### Written request
Repeat the records below exactly.

### Provided entries
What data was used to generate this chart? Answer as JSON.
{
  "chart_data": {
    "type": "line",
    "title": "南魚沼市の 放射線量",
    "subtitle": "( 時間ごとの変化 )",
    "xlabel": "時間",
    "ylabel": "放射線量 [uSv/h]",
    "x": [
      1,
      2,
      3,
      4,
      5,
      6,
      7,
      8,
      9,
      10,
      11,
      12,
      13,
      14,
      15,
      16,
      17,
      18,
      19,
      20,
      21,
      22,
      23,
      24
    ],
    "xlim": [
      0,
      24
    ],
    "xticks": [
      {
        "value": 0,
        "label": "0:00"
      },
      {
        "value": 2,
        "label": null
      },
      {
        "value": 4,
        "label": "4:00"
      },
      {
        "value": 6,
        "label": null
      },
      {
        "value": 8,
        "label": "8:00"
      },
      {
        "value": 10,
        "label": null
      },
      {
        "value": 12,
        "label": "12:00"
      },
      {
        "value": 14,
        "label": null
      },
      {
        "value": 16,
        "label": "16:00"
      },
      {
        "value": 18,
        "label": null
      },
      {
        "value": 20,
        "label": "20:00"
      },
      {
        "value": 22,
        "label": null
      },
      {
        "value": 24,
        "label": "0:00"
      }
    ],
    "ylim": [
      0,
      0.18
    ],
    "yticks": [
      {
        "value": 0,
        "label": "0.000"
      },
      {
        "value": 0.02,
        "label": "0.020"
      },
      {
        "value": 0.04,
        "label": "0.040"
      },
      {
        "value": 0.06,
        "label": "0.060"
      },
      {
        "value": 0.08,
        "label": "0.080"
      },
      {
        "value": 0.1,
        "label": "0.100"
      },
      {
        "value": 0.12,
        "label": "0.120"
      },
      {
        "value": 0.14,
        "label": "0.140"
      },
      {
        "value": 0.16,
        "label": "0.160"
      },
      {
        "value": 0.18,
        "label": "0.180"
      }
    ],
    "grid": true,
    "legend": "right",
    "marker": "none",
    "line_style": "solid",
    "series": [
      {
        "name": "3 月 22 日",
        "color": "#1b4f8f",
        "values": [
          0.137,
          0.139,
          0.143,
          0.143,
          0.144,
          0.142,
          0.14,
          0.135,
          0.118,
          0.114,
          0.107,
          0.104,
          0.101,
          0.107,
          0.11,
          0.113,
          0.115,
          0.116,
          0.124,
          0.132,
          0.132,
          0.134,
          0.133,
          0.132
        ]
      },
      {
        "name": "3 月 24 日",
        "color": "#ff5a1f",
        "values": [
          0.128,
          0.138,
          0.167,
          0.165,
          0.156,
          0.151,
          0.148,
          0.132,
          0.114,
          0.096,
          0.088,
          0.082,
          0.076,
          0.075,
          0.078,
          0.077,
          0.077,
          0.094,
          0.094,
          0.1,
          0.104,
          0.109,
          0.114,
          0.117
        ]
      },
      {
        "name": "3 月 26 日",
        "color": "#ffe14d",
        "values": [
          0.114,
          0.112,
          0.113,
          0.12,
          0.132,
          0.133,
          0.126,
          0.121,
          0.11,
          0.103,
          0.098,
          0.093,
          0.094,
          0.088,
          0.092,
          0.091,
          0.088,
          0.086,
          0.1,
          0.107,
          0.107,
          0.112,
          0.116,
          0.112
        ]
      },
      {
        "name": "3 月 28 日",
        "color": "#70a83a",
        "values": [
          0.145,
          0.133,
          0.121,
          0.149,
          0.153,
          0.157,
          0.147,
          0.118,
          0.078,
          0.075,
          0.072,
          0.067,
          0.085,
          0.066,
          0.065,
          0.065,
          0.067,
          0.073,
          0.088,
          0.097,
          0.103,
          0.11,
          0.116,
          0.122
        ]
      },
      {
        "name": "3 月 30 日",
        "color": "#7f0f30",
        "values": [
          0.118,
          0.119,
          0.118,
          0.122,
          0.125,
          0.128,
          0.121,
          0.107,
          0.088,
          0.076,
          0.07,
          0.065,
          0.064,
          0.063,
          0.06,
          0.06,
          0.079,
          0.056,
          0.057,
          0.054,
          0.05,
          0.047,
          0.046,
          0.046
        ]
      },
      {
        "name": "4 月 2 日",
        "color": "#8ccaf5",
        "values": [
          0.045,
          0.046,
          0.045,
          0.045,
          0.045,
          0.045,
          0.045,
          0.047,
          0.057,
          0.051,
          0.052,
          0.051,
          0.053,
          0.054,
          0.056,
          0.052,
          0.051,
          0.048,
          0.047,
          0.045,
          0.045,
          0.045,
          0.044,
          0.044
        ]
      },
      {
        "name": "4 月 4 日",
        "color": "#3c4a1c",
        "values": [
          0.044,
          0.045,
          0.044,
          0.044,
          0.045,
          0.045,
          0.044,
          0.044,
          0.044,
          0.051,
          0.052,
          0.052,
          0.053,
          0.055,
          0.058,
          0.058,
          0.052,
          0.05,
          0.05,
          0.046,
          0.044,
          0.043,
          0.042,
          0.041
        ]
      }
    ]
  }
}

### Response to the exercise
What data was used to generate this chart? Answer as JSON.
{
  "chart_data": {
    "type": "line",
    "title": "南魚沼市の 放射線量",
    "subtitle": "( 時間ごとの変化 )",
    "xlabel": "時間",
    "ylabel": "放射線量 [uSv/h]",
    "x": [
      1,
      2,
      3,
      4,
      5,
      6,
      7,
      8,
      9,
      10,
      11,
      12,
      13,
      14,
      15,
      16,
      17,
      18,
      19,
      20,
      21,
      22,
      23,
      24
    ],
    "xlim": [
      0,
      24
    ],
    "xticks": [
      {
        "value": 0,
        "label": "0:00"
      },
      {
        "value": 2,
        "label": null
      },
      {
        "value": 4,
        "label": "4:00"
      },
      {
        "value": 6,
        "label": null
      },
      {
        "value": 8,
        "label": "8:00"
      },
      {
        "value": 10,
        "label": null
      },
      {
        "value": 12,
        "label": "12:00"
      },
      {
        "value": 14,
        "label": null
      },
      {
        "value": 16,
        "label": "16:00"
      },
      {
        "value": 18,
        "label": null
      },
      {
        "value": 20,
        "label": "20:00"
      },
      {
        "value": 22,
        "label": null
      },
      {
        "value": 24,
        "label": "0:00"
      }
    ],
    "ylim": [
      0,
      0.18
    ],
    "yticks": [
      {
        "value": 0,
        "label": "0.000"
      },
      {
        "value": 0.02,
        "label": "0.020"
      },
      {
        "value": 0.04,
        "label": "0.040"
      },
      {
        "value": 0.06,
        "label": "0.060"
      },
      {
        "value": 0.08,
        "label": "0.080"
      },
      {
        "value": 0.1,
        "label": "0.100"
      },
      {
        "value": 0.12,
        "label": "0.120"
      },
      {
        "value": 0.14,
        "label": "0.140"
      },
      {
        "value": 0.16,
        "label": "0.160"
      },
      {
        "value": 0.18,
        "label": "0.180"
      }
    ],
    "grid": true,
    "legend": "right",
    "marker": "none",
    "line_style": "solid",
    "series": [
      {
        "name": "3 月 22 日",
        "color": "#1b4f8f",
        "values": [
          0.137,
          0.139,
          0.143,
          0.143,
          0.144,
          0.142,
          0.14,
          0.135,
          0.118,
          0.114,
          0.107,
          0.104,
          0.101,
          0.107,
          0.11,
          0.113,
          0.115,
          0.116,
          0.124,
          0.132,
          0.132,
          0.134,
          0.133,
          0.132
        ]
      },
      {
        "name": "3 月 24 日",
        "color": "#ff5a1f",
        "values": [
          0.128,
          0.138,
          0.167,
          0.165,
          0.156,
          0.151,
          0.148,
          0.132,
          0.114,
          0.096,
          0.088,
          0.082,
          0.076,
          0.075,
          0.078,
          0.077,
          0.077,
          0.094,
          0.094,
          0.1,
          0.104,
          0.109,
          0.114,
          0.117
        ]
      },
      {
        "name": "3 月 26 日",
        "color": "#ffe14d",
        "values": [
          0.114,
          0.112,
          0.113,
          0.12,
          0.132,
          0.133,
          0.126,
          0.121,
          0.11,
          0.103,
          0.098,
          0.093,
          0.094,
          0.088,
          0.092,
          0.091,
          0.088,
          0.086,
          0.1,
          0.107,
          0.107,
          0.112,
          0.116,
          0.112
        ]
      },
      {
        "name": "3 月 28 日",
        "color": "#70a83a",
        "values": [
          0.145,
          0.133,
          0.121,
          0.149,
          0.153,
          0.157,
          0.147,
          0.118,
          0.078,
          0.075,
          0.072,
          0.067,
          0.085,
          0.066,
          0.065,
          0.065,
          0.067,
          0.073,
          0.088,
          0.097,
          0.103,
          0.11,
          0.116,
          0.122
        ]
      },
      {
        "name": "3 月 30 日",
        "color": "#7f0f30",
        "values": [
          0.118,
          0.119,
          0.118,
          0.122,
          0.125,
          0.128,
          0.121,
          0.107,
          0.088,
          0.076,
          0.07,
          0.065,
          0.064,
          0.063,
          0.06,
          0.06,
          0.079,
          0.056,
          0.057,
          0.054,
          0.05,
          0.047,
          0.046,
          0.046
        ]
      },
      {
        "name": "4 月 2 日",
        "color": "#8ccaf5",
        "values": [
          0.045,
          0.046,
          0.045,
          0.045,
          0.045,
          0.045,
          0.045,
          0.047,
          0.057,
          0.051,
          0.052,
          0.051,
          0.053,
          0.054,
          0.056,
          0.052,
          0.051,
          0.048,
          0.047,
          0.045,
          0.045,
          0.045,
          0.044,
          0.044
        ]
      },
      {
        "name": "4 月 4 日",
        "color": "#3c4a1c",
        "values": [
          0.044,
          0.045,
          0.044,
          0.044,
          0.045,
          0.045,
          0.044,
          0.044,
          0.044,
          0.051,
          0.052,
          0.052,
          0.053,
          0.055,
          0.058,
          0.058,
          0.052,
          0.05,
          0.05,
          0.046,
          0.044,
          0.043,
          0.042,
          0.041
        ]
      }
    ]
  }
}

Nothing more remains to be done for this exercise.